Lines containing the word "Vinaigrette" need to be counted. Please reply with how many there are, and nothing else.

#### Records shown
--- BEGIN ---

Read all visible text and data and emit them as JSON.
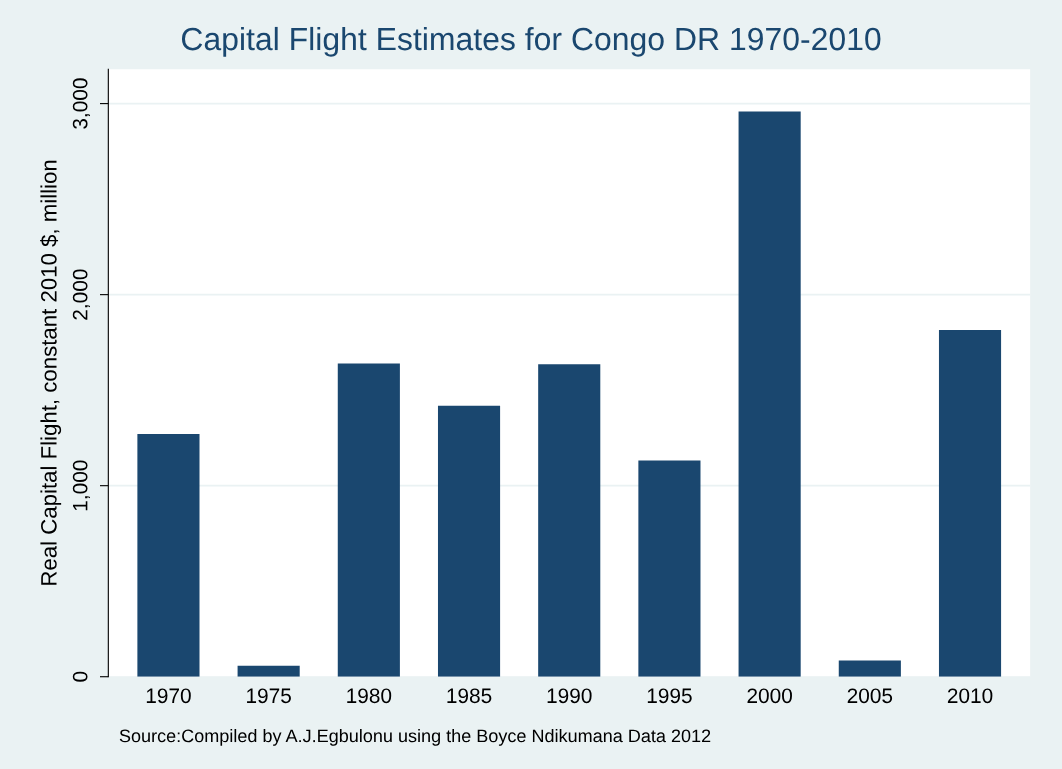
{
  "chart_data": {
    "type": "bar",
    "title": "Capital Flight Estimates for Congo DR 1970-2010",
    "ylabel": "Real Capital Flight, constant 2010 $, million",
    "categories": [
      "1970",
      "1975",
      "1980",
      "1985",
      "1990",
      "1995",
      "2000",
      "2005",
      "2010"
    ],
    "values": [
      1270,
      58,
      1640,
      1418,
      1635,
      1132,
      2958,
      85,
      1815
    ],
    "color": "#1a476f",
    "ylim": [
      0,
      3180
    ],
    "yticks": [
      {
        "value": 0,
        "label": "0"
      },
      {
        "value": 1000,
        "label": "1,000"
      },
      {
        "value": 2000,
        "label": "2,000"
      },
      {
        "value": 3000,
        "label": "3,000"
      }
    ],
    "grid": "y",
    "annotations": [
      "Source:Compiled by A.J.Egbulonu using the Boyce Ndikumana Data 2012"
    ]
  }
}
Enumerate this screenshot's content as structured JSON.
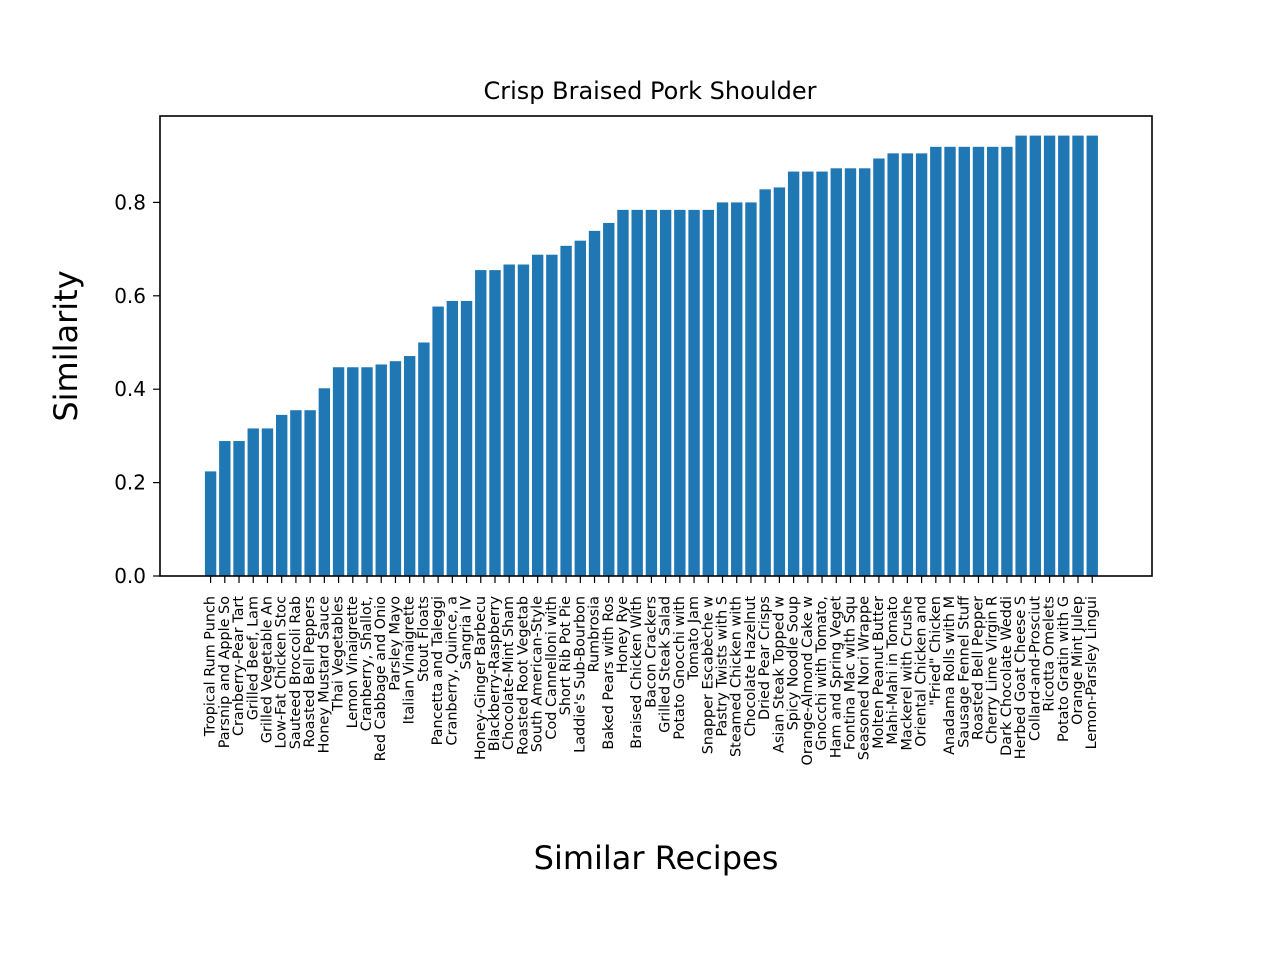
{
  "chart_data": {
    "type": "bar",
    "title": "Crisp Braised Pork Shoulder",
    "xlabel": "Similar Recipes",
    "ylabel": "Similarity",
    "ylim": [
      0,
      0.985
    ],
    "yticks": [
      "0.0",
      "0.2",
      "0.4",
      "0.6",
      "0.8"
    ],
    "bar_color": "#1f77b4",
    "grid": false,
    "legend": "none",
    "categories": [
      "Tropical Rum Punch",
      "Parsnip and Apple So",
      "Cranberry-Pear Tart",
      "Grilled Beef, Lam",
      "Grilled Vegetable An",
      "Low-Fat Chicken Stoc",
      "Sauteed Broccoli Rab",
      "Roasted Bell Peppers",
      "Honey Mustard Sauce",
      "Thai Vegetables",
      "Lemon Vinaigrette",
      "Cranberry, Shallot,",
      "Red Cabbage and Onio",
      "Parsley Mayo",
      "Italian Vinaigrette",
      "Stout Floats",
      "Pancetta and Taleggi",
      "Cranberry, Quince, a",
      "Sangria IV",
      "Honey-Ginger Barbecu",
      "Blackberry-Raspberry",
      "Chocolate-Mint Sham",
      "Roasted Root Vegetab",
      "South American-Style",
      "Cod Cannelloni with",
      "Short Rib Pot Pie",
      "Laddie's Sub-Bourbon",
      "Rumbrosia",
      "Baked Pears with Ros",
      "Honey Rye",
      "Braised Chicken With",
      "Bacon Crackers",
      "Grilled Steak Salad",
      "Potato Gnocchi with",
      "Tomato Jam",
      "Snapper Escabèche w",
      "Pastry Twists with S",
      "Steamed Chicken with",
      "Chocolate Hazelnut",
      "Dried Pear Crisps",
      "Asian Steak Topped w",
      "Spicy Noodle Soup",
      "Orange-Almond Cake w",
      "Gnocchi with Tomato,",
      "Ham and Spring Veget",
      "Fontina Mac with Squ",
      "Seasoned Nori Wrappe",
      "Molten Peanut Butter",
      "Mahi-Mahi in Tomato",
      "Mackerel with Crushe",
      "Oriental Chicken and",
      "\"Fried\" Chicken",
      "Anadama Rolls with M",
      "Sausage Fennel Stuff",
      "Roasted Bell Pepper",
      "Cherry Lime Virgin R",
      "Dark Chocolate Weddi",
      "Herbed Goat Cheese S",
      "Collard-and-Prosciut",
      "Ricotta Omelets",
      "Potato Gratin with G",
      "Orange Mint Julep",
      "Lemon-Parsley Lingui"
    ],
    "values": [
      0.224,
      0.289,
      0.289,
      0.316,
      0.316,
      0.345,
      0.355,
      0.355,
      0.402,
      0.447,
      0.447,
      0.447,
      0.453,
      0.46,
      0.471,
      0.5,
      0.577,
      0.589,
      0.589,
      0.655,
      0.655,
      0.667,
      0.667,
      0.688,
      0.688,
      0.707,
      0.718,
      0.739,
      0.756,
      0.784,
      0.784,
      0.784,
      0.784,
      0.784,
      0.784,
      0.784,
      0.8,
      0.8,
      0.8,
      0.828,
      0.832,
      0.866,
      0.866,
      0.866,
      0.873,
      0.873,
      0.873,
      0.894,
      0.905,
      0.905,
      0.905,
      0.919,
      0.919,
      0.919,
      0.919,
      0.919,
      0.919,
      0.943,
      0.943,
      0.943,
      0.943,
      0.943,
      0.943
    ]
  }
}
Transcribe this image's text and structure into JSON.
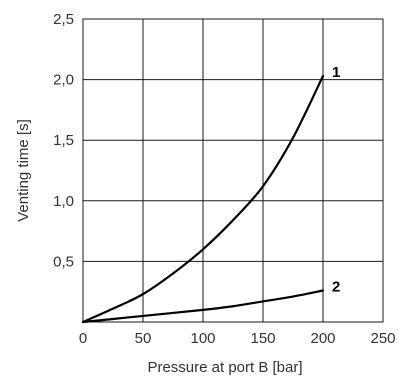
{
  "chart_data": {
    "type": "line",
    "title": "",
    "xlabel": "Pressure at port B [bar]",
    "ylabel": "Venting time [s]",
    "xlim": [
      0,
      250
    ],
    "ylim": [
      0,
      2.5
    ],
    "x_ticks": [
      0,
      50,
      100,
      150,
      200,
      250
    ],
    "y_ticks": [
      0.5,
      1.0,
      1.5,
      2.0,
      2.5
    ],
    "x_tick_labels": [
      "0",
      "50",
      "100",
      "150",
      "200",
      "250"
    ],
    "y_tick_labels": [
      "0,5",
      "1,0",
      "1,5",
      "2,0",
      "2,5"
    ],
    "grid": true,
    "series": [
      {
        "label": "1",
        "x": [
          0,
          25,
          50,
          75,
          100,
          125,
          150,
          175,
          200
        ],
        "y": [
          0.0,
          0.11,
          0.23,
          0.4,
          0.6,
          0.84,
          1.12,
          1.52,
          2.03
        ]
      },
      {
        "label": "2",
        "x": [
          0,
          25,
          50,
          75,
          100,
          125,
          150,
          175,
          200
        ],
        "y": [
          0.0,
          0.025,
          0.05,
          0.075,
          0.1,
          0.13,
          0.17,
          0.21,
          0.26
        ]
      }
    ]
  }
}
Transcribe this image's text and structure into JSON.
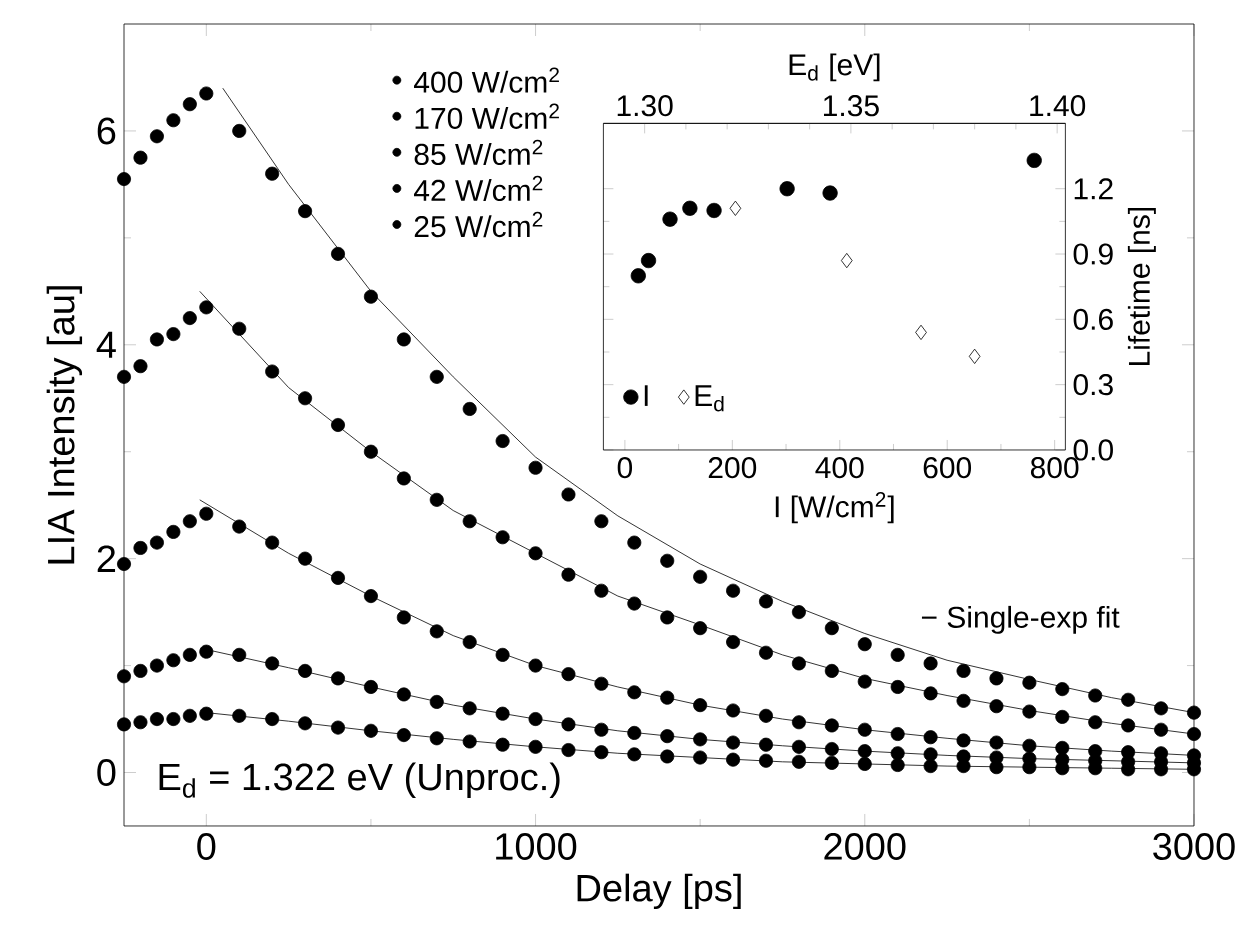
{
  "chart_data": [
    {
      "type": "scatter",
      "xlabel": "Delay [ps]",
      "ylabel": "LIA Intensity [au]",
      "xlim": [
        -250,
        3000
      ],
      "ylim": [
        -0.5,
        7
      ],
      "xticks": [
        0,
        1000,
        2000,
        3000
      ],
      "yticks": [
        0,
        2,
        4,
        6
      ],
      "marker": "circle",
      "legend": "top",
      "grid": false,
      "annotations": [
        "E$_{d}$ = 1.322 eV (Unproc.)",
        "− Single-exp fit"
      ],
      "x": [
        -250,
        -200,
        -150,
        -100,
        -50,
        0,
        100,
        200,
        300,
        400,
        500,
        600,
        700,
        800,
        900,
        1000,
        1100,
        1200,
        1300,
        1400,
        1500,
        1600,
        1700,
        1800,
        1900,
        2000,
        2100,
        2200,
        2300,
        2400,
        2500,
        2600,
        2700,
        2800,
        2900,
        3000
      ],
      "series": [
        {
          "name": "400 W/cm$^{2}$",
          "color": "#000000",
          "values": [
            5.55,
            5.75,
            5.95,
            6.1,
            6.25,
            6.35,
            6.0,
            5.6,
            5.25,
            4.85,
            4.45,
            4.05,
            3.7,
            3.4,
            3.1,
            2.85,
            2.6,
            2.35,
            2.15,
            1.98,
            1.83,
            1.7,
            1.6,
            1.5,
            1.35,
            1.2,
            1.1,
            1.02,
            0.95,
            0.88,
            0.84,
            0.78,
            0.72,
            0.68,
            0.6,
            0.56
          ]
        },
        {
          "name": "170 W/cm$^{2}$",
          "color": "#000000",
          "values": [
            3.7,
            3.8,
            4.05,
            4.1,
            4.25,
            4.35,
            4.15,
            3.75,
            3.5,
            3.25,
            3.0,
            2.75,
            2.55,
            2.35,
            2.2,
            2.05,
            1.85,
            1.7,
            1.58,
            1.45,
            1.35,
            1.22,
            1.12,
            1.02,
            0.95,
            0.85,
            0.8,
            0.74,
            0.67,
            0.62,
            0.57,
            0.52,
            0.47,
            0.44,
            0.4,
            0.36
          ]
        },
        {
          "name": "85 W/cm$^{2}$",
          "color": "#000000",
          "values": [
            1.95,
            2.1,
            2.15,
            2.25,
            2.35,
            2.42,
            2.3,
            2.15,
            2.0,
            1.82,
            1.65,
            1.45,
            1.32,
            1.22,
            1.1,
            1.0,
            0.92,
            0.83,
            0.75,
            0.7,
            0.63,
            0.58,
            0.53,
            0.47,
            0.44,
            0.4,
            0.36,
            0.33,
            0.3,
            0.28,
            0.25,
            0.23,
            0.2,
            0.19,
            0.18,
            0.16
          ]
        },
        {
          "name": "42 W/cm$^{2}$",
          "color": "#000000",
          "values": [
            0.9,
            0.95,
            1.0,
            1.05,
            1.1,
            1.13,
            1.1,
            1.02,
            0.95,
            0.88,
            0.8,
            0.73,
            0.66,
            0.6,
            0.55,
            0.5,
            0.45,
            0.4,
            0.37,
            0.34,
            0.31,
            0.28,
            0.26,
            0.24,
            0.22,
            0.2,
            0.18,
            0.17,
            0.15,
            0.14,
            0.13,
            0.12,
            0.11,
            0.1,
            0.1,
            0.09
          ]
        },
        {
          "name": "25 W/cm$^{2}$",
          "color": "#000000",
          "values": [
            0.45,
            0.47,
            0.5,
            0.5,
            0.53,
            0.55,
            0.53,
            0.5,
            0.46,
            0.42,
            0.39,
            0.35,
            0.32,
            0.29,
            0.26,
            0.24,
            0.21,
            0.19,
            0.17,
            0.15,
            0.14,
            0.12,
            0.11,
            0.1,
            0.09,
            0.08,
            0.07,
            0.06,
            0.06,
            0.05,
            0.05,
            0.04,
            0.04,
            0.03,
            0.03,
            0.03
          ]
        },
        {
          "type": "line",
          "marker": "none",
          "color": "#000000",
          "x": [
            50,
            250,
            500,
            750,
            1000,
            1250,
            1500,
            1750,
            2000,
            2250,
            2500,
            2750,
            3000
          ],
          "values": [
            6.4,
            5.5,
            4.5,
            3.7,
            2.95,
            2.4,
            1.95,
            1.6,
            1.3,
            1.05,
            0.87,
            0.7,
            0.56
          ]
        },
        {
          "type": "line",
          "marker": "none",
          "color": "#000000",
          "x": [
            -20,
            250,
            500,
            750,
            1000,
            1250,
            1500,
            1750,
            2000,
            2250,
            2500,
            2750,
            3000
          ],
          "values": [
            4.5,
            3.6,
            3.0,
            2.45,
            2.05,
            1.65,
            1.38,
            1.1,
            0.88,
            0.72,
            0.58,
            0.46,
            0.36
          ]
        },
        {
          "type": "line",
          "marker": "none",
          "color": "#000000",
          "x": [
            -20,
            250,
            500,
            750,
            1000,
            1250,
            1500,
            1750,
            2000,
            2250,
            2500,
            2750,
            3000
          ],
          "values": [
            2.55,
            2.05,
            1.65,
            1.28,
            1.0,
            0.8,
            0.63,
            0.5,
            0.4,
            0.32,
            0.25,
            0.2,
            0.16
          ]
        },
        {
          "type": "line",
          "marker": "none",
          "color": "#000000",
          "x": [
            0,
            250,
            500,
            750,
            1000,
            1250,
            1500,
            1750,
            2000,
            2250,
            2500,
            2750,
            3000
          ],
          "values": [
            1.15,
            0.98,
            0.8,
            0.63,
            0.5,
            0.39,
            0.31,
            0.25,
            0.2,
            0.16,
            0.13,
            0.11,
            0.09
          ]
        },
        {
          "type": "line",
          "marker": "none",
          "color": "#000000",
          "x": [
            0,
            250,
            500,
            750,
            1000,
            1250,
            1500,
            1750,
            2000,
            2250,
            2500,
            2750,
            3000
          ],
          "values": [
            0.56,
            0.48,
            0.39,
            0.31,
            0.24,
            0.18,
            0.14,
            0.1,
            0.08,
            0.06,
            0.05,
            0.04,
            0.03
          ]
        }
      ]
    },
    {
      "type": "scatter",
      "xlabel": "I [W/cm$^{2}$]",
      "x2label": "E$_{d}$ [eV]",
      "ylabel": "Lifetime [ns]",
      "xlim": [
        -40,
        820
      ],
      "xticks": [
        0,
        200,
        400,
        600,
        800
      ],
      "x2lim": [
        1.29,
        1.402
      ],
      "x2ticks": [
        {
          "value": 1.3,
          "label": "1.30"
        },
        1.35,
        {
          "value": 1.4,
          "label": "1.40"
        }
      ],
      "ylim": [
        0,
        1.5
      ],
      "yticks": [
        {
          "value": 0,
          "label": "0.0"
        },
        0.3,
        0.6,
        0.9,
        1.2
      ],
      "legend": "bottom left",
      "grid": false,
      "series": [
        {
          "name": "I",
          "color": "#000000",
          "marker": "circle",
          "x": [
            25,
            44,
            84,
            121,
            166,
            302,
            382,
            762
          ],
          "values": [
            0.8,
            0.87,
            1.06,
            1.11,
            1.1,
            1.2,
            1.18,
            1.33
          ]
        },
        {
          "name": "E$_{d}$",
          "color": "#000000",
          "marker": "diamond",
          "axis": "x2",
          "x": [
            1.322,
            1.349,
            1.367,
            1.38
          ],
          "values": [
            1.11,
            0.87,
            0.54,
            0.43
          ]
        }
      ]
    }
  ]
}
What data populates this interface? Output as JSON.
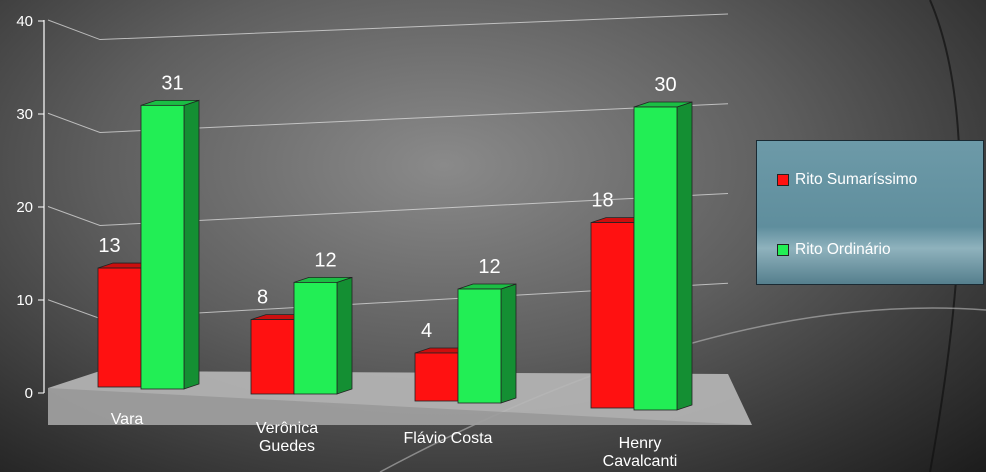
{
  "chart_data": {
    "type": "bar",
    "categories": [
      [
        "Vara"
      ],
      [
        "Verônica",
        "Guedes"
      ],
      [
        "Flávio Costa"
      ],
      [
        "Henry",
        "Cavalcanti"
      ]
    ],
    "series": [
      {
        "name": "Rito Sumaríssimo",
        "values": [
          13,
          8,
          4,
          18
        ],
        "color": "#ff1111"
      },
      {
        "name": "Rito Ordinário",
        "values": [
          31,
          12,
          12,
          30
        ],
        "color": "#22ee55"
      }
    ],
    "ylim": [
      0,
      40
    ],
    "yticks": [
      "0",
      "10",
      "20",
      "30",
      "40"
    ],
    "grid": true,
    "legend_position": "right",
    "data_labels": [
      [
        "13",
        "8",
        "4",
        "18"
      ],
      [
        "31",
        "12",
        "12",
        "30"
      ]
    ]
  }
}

--- END ---

#### Solution below
2